> **Set problem**: All entries below need to be written out exactly, but without their pictures.

Stored entries
......
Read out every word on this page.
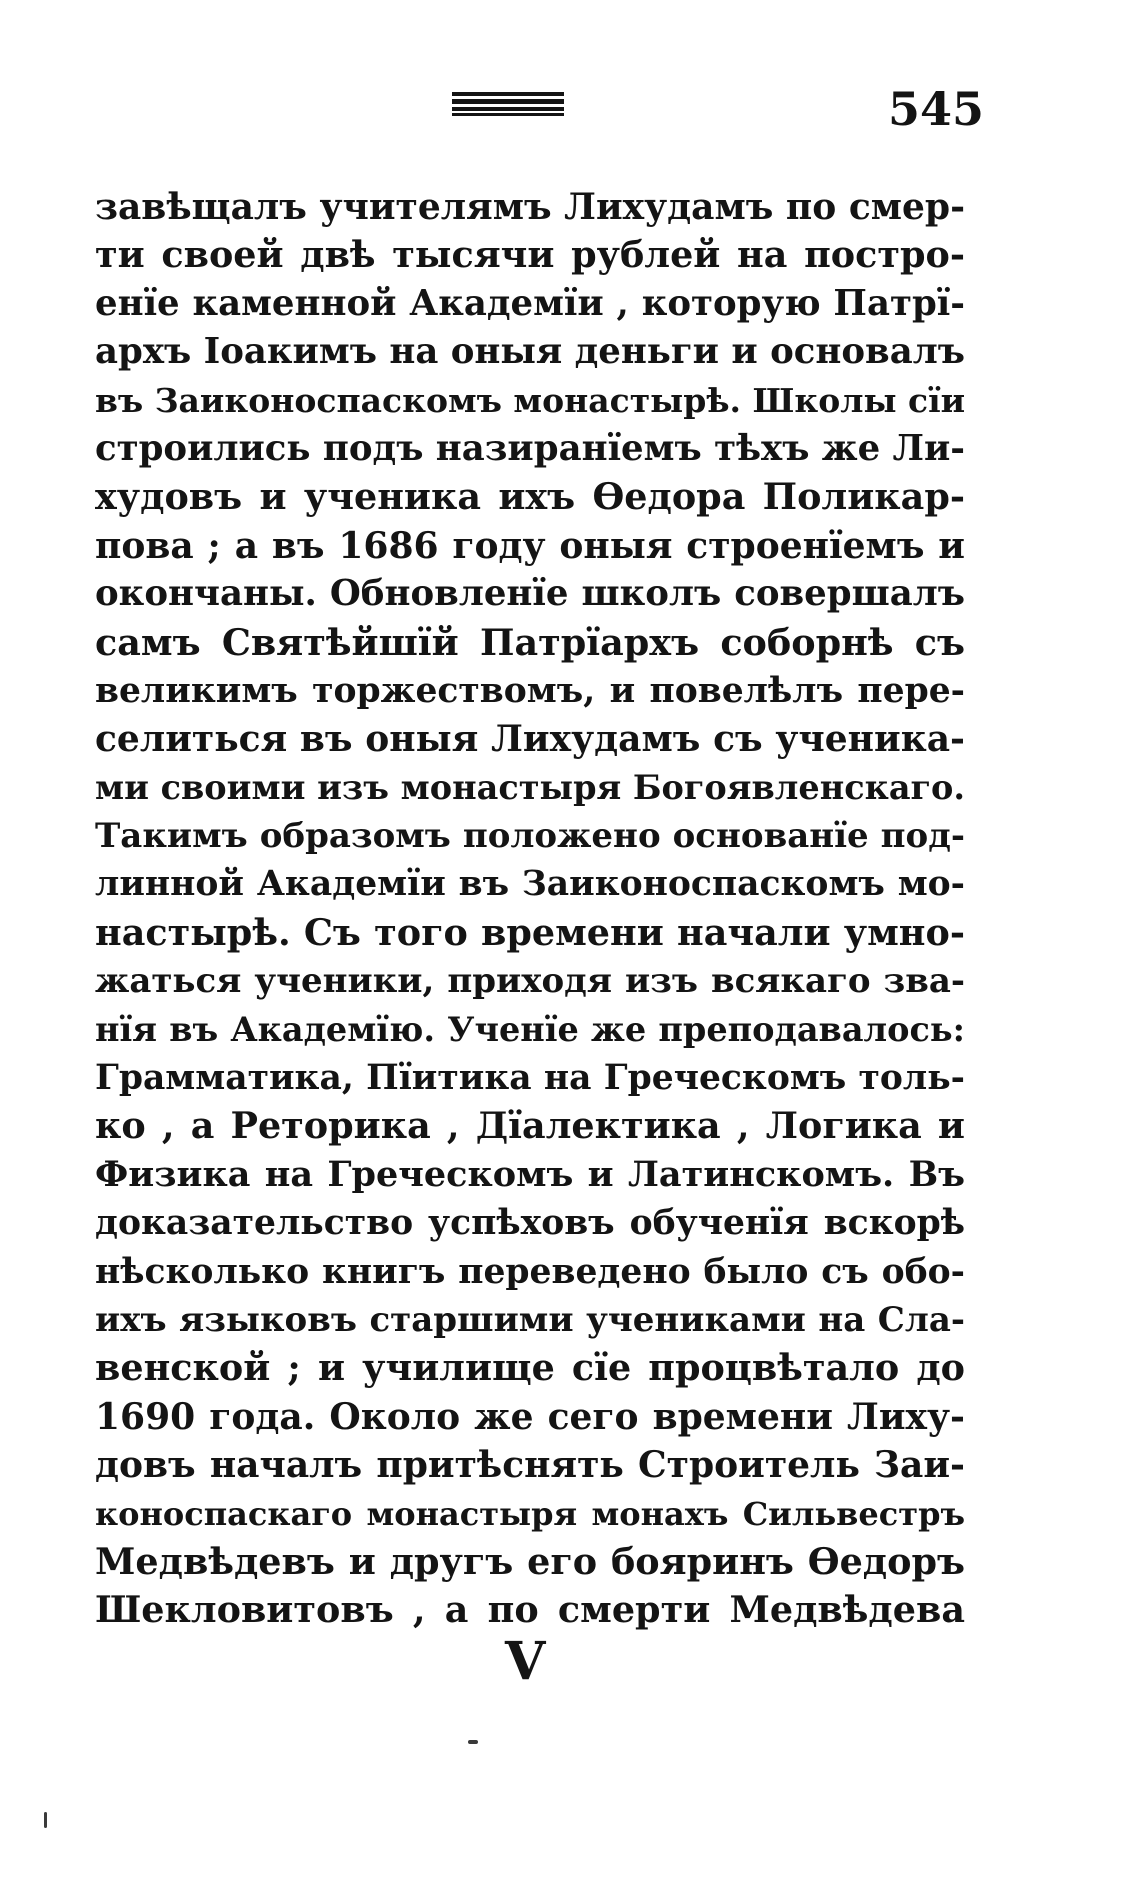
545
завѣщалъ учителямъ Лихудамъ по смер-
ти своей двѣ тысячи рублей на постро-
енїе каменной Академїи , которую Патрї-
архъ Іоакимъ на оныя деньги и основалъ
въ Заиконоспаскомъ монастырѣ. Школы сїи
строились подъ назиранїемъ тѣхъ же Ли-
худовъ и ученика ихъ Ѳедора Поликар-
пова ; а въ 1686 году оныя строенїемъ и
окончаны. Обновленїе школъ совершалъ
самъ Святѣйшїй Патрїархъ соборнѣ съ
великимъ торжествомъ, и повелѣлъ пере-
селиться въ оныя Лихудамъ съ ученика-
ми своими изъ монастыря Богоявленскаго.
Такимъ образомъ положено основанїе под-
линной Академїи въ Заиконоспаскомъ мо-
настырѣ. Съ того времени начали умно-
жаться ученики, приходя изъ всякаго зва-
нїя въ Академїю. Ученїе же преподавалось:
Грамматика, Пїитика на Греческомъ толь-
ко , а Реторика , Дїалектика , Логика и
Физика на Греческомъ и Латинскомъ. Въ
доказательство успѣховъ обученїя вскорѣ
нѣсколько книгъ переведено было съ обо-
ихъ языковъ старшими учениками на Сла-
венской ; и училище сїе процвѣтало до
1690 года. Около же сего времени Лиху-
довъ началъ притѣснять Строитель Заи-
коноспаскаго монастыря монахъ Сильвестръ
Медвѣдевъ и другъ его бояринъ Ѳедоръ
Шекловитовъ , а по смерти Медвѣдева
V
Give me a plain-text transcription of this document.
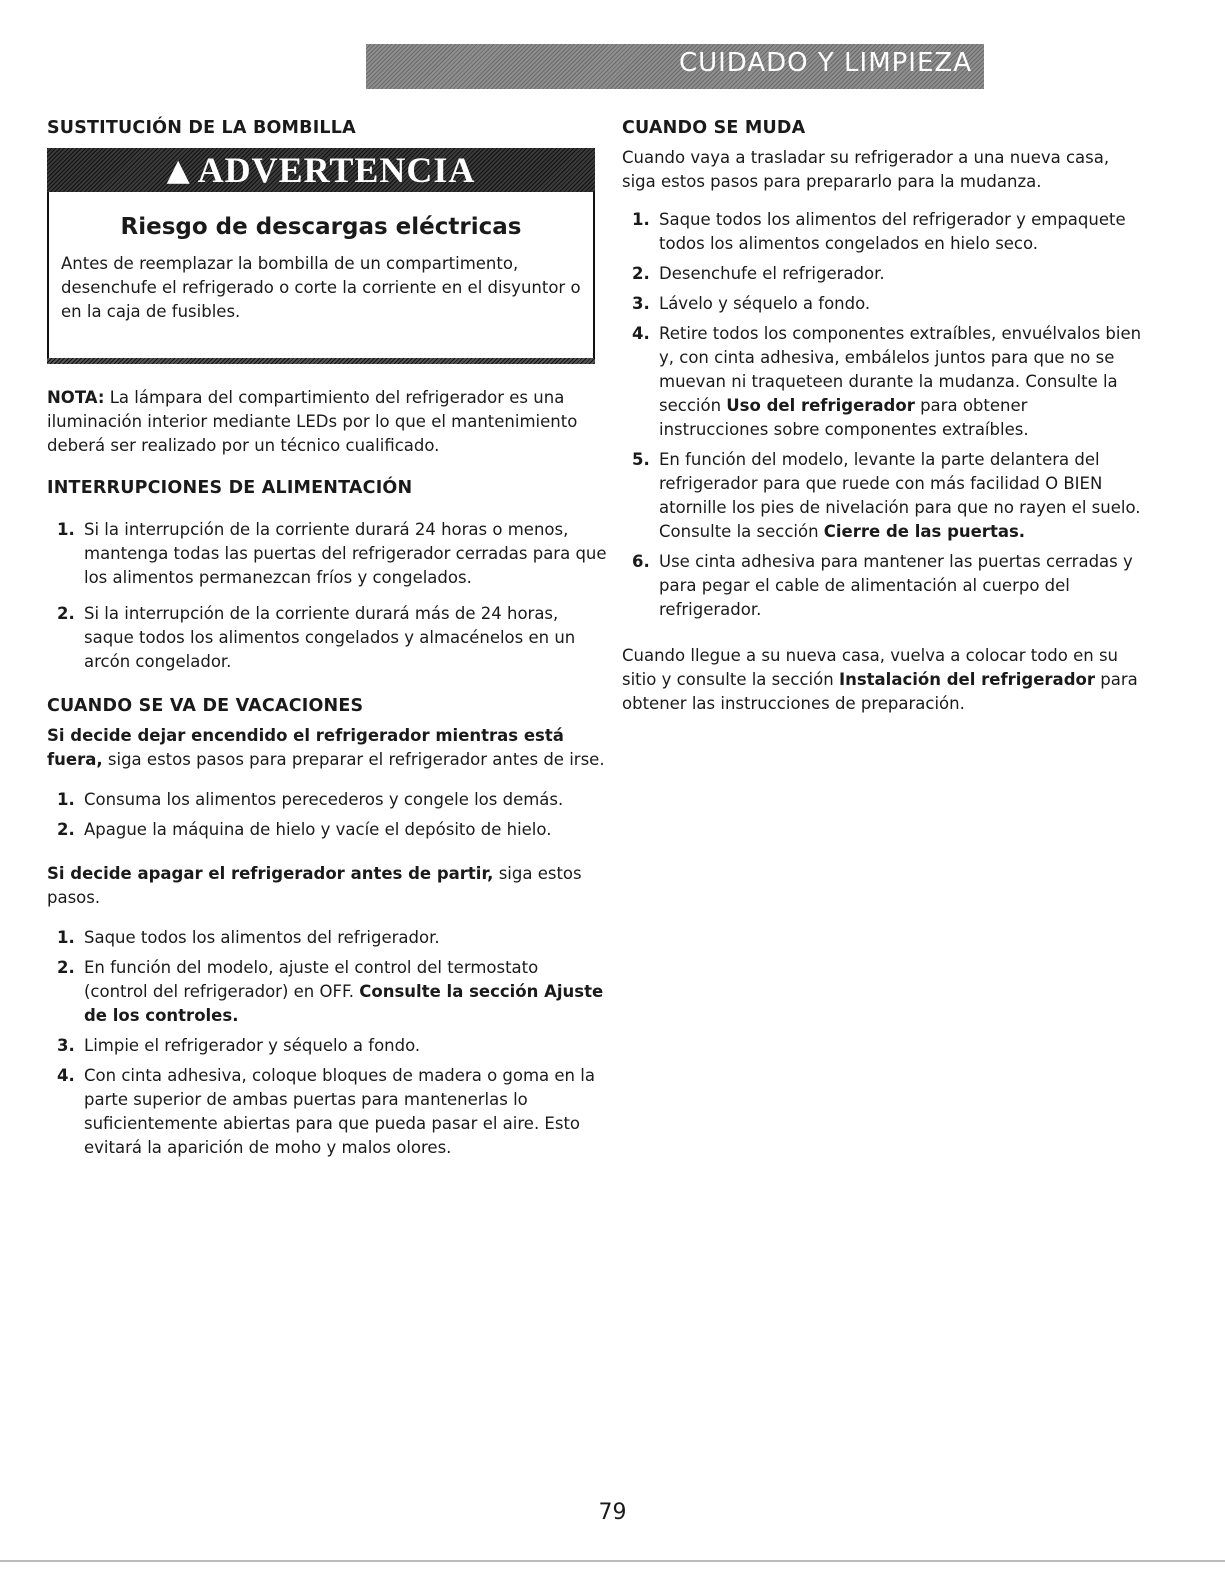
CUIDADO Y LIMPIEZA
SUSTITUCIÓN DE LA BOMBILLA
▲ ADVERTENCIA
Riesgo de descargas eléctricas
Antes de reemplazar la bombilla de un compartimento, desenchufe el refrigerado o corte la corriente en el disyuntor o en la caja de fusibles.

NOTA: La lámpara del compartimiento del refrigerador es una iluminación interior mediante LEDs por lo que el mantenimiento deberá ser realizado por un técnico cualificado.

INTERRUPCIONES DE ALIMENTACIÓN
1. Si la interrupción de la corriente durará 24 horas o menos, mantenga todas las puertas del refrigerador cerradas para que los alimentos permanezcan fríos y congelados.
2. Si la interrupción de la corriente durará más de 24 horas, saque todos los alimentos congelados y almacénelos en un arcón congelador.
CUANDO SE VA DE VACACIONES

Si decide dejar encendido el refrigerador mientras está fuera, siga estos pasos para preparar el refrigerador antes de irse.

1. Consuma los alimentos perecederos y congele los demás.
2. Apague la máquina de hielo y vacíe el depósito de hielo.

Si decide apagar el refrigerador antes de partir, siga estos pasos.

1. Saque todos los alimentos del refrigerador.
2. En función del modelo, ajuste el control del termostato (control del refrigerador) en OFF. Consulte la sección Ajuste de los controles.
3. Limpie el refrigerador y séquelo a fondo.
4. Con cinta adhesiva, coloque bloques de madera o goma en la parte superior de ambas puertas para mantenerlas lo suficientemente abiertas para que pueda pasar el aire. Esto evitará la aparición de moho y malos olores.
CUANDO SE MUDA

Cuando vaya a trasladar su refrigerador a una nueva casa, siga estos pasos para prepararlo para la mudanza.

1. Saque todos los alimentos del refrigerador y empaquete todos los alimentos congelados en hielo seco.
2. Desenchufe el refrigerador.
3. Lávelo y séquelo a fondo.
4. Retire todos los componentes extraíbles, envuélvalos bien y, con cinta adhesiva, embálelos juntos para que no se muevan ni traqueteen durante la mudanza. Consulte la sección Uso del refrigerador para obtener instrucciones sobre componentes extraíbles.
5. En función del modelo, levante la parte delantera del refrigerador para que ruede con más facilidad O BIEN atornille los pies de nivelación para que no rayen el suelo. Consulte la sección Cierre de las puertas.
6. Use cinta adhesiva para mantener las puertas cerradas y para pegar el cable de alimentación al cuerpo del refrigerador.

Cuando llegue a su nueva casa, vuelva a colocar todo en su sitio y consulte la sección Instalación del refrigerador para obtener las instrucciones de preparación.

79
......
> **Solution for this problem**:
Read out every word on this page.
545
завѣщалъ учителямъ Лихудамъ по смер-
ти своей двѣ тысячи рублей на постро-
енїе каменной Академїи , которую Патрї-
архъ Іоакимъ на оныя деньги и основалъ
въ Заиконоспаскомъ монастырѣ. Школы сїи
строились подъ назиранїемъ тѣхъ же Ли-
худовъ и ученика ихъ Ѳедора Поликар-
пова ; а въ 1686 году оныя строенїемъ и
окончаны. Обновленїе школъ совершалъ
самъ Святѣйшїй Патрїархъ соборнѣ съ
великимъ торжествомъ, и повелѣлъ пере-
селиться въ оныя Лихудамъ съ ученика-
ми своими изъ монастыря Богоявленскаго.
Такимъ образомъ положено основанїе под-
линной Академїи въ Заиконоспаскомъ мо-
настырѣ. Съ того времени начали умно-
жаться ученики, приходя изъ всякаго зва-
нїя въ Академїю. Ученїе же преподавалось:
Грамматика, Пїитика на Греческомъ толь-
ко , а Реторика , Дїалектика , Логика и
Физика на Греческомъ и Латинскомъ. Въ
доказательство успѣховъ обученїя вскорѣ
нѣсколько книгъ переведено было съ обо-
ихъ языковъ старшими учениками на Сла-
венской ; и училище сїе процвѣтало до
1690 года. Около же сего времени Лиху-
довъ началъ притѣснять Строитель Заи-
коноспаскаго монастыря монахъ Сильвестръ
Медвѣдевъ и другъ его бояринъ Ѳедоръ
Шекловитовъ , а по смерти Медвѣдева
V
Give me a plain-text transcription of this document.
CUIDADO Y LIMPIEZA
SUSTITUCIÓN DE LA BOMBILLA
▲ ADVERTENCIA
Riesgo de descargas eléctricas
Antes de reemplazar la bombilla de un compartimento, desenchufe el refrigerado o corte la corriente en el disyuntor o en la caja de fusibles.

NOTA: La lámpara del compartimiento del refrigerador es una iluminación interior mediante LEDs por lo que el mantenimiento deberá ser realizado por un técnico cualificado.

INTERRUPCIONES DE ALIMENTACIÓN
1. Si la interrupción de la corriente durará 24 horas o menos, mantenga todas las puertas del refrigerador cerradas para que los alimentos permanezcan fríos y congelados.
2. Si la interrupción de la corriente durará más de 24 horas, saque todos los alimentos congelados y almacénelos en un arcón congelador.
CUANDO SE VA DE VACACIONES

Si decide dejar encendido el refrigerador mientras está fuera, siga estos pasos para preparar el refrigerador antes de irse.

1. Consuma los alimentos perecederos y congele los demás.
2. Apague la máquina de hielo y vacíe el depósito de hielo.

Si decide apagar el refrigerador antes de partir, siga estos pasos.

1. Saque todos los alimentos del refrigerador.
2. En función del modelo, ajuste el control del termostato (control del refrigerador) en OFF. Consulte la sección Ajuste de los controles.
3. Limpie el refrigerador y séquelo a fondo.
4. Con cinta adhesiva, coloque bloques de madera o goma en la parte superior de ambas puertas para mantenerlas lo suficientemente abiertas para que pueda pasar el aire. Esto evitará la aparición de moho y malos olores.
CUANDO SE MUDA

Cuando vaya a trasladar su refrigerador a una nueva casa, siga estos pasos para prepararlo para la mudanza.

1. Saque todos los alimentos del refrigerador y empaquete todos los alimentos congelados en hielo seco.
2. Desenchufe el refrigerador.
3. Lávelo y séquelo a fondo.
4. Retire todos los componentes extraíbles, envuélvalos bien y, con cinta adhesiva, embálelos juntos para que no se muevan ni traqueteen durante la mudanza. Consulte la sección Uso del refrigerador para obtener instrucciones sobre componentes extraíbles.
5. En función del modelo, levante la parte delantera del refrigerador para que ruede con más facilidad O BIEN atornille los pies de nivelación para que no rayen el suelo. Consulte la sección Cierre de las puertas.
6. Use cinta adhesiva para mantener las puertas cerradas y para pegar el cable de alimentación al cuerpo del refrigerador.

Cuando llegue a su nueva casa, vuelva a colocar todo en su sitio y consulte la sección Instalación del refrigerador para obtener las instrucciones de preparación.

79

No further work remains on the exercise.